» Problem statement
Your task is to repeat, word for word, the line containing "OCR this image." and all lines that follow it to the end of the material, and no other lines.
# START OF Records to use
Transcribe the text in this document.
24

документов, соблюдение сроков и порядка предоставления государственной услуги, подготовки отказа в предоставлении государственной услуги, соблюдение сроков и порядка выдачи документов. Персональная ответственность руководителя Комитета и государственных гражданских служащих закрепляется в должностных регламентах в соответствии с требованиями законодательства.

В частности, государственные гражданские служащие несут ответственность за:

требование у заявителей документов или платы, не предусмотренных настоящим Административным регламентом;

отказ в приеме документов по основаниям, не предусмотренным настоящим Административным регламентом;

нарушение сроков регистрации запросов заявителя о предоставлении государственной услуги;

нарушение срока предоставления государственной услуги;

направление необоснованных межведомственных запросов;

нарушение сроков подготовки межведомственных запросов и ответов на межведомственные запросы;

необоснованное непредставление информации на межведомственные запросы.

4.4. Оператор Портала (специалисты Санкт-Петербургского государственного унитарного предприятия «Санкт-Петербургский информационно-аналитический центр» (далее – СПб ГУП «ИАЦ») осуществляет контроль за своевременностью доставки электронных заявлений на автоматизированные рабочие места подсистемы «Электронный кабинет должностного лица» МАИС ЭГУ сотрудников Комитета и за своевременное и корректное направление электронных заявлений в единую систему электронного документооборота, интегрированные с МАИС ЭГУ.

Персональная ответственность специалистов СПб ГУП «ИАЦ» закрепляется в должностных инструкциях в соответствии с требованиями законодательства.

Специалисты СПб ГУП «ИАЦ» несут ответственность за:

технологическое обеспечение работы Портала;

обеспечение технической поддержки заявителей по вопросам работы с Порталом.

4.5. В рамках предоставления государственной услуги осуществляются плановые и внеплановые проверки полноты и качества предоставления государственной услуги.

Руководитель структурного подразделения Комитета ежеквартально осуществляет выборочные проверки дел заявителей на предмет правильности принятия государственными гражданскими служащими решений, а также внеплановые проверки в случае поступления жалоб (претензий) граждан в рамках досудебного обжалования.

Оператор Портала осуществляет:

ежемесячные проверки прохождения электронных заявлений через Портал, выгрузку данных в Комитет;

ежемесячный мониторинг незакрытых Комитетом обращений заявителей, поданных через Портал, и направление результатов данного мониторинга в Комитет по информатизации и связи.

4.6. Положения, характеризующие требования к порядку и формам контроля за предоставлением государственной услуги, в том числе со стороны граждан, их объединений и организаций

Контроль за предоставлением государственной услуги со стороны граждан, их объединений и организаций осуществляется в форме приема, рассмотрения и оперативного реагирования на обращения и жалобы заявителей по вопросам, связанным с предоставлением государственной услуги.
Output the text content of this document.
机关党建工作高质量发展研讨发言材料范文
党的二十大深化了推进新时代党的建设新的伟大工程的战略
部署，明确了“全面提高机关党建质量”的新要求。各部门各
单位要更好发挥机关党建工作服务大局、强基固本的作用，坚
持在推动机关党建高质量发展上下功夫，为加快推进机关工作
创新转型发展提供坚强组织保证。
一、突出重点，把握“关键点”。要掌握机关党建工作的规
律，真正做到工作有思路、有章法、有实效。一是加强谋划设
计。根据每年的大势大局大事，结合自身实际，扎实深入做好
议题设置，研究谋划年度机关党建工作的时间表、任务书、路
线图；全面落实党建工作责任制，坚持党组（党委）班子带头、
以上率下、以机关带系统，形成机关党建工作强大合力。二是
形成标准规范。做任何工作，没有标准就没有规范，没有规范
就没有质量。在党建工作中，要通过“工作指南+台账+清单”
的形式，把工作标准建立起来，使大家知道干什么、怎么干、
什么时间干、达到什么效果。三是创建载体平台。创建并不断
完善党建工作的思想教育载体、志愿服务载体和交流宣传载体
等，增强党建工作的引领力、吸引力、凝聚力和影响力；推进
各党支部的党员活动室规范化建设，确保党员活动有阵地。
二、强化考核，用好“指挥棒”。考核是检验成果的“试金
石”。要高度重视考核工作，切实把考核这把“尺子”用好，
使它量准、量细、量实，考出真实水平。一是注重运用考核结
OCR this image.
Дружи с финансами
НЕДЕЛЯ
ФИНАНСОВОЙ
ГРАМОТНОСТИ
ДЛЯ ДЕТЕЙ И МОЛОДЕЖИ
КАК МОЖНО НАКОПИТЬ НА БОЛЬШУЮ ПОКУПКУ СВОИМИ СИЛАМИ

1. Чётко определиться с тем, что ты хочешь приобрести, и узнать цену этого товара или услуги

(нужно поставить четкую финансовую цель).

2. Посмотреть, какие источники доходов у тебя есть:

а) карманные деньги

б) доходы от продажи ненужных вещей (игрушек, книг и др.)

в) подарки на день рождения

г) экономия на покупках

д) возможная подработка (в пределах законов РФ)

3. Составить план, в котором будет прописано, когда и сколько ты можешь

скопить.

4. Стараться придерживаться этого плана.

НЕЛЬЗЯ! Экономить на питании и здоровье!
# END OF Records to use
» Result of the exercise
OCR this image.
Дружи с финансами
НЕДЕЛЯ
ФИНАНСОВОЙ
ГРАМОТНОСТИ
ДЛЯ ДЕТЕЙ И МОЛОДЕЖИ
КАК МОЖНО НАКОПИТЬ НА БОЛЬШУЮ ПОКУПКУ СВОИМИ СИЛАМИ

1. Чётко определиться с тем, что ты хочешь приобрести, и узнать цену этого товара или услуги

(нужно поставить четкую финансовую цель).

2. Посмотреть, какие источники доходов у тебя есть:

а) карманные деньги

б) доходы от продажи ненужных вещей (игрушек, книг и др.)

в) подарки на день рождения

г) экономия на покупках

д) возможная подработка (в пределах законов РФ)

3. Составить план, в котором будет прописано, когда и сколько ты можешь

скопить.

4. Стараться придерживаться этого плана.

НЕЛЬЗЯ! Экономить на питании и здоровье!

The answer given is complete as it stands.